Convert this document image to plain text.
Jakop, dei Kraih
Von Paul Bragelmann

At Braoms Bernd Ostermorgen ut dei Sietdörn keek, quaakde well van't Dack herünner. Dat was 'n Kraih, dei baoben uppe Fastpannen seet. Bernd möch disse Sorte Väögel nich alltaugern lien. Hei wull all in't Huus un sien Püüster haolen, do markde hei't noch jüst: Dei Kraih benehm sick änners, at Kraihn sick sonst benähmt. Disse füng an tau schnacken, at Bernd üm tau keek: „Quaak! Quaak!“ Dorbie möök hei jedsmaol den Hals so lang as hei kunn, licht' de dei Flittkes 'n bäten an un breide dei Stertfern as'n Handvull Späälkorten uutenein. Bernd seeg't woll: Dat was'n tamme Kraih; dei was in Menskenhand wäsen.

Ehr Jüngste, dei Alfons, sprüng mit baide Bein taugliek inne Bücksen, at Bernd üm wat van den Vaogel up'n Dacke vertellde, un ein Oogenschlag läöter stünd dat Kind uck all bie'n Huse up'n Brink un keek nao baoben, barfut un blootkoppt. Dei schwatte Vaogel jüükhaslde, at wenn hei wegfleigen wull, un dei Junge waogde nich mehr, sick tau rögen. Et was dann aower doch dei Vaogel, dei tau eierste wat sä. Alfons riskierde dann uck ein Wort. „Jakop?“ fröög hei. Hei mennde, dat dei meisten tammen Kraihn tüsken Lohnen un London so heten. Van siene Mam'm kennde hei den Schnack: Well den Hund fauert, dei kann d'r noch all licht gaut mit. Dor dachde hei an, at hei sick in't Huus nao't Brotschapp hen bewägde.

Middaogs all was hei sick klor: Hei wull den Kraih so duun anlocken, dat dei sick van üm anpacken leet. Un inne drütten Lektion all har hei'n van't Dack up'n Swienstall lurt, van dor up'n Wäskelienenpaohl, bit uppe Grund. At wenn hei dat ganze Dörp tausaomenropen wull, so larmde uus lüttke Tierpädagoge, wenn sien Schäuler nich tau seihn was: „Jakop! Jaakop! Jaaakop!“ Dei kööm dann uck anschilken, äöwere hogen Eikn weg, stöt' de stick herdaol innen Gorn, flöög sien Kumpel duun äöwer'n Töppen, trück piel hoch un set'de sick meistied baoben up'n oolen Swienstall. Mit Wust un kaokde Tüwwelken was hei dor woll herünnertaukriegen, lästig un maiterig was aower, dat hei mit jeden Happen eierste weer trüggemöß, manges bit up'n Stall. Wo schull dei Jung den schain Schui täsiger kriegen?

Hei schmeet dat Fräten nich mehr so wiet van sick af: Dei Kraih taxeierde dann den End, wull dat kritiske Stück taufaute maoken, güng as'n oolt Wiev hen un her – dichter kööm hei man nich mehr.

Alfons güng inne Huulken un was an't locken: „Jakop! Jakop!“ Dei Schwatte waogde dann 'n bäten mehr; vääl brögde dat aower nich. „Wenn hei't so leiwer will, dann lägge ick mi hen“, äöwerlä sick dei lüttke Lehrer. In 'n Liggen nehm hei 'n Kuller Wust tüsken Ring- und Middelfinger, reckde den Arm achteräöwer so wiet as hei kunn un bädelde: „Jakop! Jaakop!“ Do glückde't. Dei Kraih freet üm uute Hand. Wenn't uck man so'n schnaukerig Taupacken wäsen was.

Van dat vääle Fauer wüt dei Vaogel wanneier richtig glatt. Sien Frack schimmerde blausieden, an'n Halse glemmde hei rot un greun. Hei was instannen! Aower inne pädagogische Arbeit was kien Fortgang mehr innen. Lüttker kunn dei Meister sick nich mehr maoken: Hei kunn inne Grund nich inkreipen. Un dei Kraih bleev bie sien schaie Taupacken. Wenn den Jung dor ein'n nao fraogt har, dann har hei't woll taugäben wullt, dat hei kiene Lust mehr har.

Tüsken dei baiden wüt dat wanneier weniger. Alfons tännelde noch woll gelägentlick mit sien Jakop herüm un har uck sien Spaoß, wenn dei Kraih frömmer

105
******************************
Aim of the task
Return the whole listing exactly, with every line included.

Correct result
Convert this document image to plain text.
Jakop, dei Kraih
Von Paul Bragelmann

At Braoms Bernd Ostermorgen ut dei Sietdörn keek, quaakde well van't Dack herünner. Dat was 'n Kraih, dei baoben uppe Fastpannen seet. Bernd möch disse Sorte Väögel nich alltaugern lien. Hei wull all in't Huus un sien Püüster haolen, do markde hei't noch jüst: Dei Kraih benehm sick änners, at Kraihn sick sonst benähmt. Disse füng an tau schnacken, at Bernd üm tau keek: „Quaak! Quaak!“ Dorbie möök hei jedsmaol den Hals so lang as hei kunn, licht' de dei Flittkes 'n bäten an un breide dei Stertfern as'n Handvull Späälkorten uutenein. Bernd seeg't woll: Dat was'n tamme Kraih; dei was in Menskenhand wäsen.

Ehr Jüngste, dei Alfons, sprüng mit baide Bein taugliek inne Bücksen, at Bernd üm wat van den Vaogel up'n Dacke vertellde, un ein Oogenschlag läöter stünd dat Kind uck all bie'n Huse up'n Brink un keek nao baoben, barfut un blootkoppt. Dei schwatte Vaogel jüükhaslde, at wenn hei wegfleigen wull, un dei Junge waogde nich mehr, sick tau rögen. Et was dann aower doch dei Vaogel, dei tau eierste wat sä. Alfons riskierde dann uck ein Wort. „Jakop?“ fröög hei. Hei mennde, dat dei meisten tammen Kraihn tüsken Lohnen un London so heten. Van siene Mam'm kennde hei den Schnack: Well den Hund fauert, dei kann d'r noch all licht gaut mit. Dor dachde hei an, at hei sick in't Huus nao't Brotschapp hen bewägde.

Middaogs all was hei sick klor: Hei wull den Kraih so duun anlocken, dat dei sick van üm anpacken leet. Un inne drütten Lektion all har hei'n van't Dack up'n Swienstall lurt, van dor up'n Wäskelienenpaohl, bit uppe Grund. At wenn hei dat ganze Dörp tausaomenropen wull, so larmde uus lüttke Tierpädagoge, wenn sien Schäuler nich tau seihn was: „Jakop! Jaakop! Jaaakop!“ Dei kööm dann uck anschilken, äöwere hogen Eikn weg, stöt' de stick herdaol innen Gorn, flöög sien Kumpel duun äöwer'n Töppen, trück piel hoch un set'de sick meistied baoben up'n oolen Swienstall. Mit Wust un kaokde Tüwwelken was hei dor woll herünnertaukriegen, lästig un maiterig was aower, dat hei mit jeden Happen eierste weer trüggemöß, manges bit up'n Stall. Wo schull dei Jung den schain Schui täsiger kriegen?

Hei schmeet dat Fräten nich mehr so wiet van sick af: Dei Kraih taxeierde dann den End, wull dat kritiske Stück taufaute maoken, güng as'n oolt Wiev hen un her – dichter kööm hei man nich mehr.

Alfons güng inne Huulken un was an't locken: „Jakop! Jakop!“ Dei Schwatte waogde dann 'n bäten mehr; vääl brögde dat aower nich. „Wenn hei't so leiwer will, dann lägge ick mi hen“, äöwerlä sick dei lüttke Lehrer. In 'n Liggen nehm hei 'n Kuller Wust tüsken Ring- und Middelfinger, reckde den Arm achteräöwer so wiet as hei kunn un bädelde: „Jakop! Jaakop!“ Do glückde't. Dei Kraih freet üm uute Hand. Wenn't uck man so'n schnaukerig Taupacken wäsen was.

Van dat vääle Fauer wüt dei Vaogel wanneier richtig glatt. Sien Frack schimmerde blausieden, an'n Halse glemmde hei rot un greun. Hei was instannen! Aower inne pädagogische Arbeit was kien Fortgang mehr innen. Lüttker kunn dei Meister sick nich mehr maoken: Hei kunn inne Grund nich inkreipen. Un dei Kraih bleev bie sien schaie Taupacken. Wenn den Jung dor ein'n nao fraogt har, dann har hei't woll taugäben wullt, dat hei kiene Lust mehr har.

Tüsken dei baiden wüt dat wanneier weniger. Alfons tännelde noch woll gelägentlick mit sien Jakop herüm un har uck sien Spaoß, wenn dei Kraih frömmer

105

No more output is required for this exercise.